--- Begin Records shown ---
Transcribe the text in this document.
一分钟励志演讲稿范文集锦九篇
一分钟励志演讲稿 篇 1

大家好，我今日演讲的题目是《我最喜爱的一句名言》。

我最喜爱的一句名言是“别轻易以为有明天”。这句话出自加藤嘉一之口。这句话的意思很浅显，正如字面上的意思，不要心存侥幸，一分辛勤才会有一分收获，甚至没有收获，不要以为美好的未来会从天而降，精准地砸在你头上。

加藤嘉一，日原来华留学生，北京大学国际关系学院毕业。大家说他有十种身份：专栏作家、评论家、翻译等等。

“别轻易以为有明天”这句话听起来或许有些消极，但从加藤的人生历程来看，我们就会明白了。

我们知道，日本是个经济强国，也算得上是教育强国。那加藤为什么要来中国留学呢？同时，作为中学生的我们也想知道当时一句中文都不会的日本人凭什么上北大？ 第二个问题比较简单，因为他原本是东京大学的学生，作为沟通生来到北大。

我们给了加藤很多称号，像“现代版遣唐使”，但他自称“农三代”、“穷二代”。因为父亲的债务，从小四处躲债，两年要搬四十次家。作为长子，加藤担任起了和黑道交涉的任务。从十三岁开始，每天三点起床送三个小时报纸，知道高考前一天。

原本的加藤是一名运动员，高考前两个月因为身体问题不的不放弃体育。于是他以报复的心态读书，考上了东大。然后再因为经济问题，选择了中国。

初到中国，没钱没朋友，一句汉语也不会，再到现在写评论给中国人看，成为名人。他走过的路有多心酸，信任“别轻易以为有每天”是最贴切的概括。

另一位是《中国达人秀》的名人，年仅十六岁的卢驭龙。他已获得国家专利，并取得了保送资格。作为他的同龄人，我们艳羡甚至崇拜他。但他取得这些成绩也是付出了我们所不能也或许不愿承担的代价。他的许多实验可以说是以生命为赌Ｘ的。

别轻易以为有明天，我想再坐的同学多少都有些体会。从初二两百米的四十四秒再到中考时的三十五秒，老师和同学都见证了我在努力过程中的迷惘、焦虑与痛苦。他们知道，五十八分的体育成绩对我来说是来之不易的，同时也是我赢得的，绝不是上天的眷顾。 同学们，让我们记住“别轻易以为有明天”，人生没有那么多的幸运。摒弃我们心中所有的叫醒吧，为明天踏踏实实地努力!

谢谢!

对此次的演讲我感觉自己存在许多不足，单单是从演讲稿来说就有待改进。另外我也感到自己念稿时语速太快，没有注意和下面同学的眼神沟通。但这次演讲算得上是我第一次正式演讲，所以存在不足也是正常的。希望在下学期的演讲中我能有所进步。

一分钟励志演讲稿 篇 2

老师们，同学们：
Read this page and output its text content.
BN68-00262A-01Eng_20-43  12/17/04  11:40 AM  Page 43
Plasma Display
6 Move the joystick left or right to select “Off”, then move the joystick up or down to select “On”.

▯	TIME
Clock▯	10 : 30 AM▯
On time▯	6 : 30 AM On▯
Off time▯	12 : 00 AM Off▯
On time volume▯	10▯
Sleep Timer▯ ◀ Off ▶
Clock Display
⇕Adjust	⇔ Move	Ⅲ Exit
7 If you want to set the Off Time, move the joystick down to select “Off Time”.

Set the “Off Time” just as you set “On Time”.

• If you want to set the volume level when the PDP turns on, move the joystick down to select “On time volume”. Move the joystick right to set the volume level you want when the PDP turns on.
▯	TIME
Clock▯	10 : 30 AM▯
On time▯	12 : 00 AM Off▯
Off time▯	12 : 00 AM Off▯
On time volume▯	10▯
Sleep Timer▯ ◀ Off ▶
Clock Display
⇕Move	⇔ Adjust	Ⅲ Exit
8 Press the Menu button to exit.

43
--- End Records shown ---
Of the lines in the data above, how many contain the word "joystick"? Give only that figure.

• **Final result**
3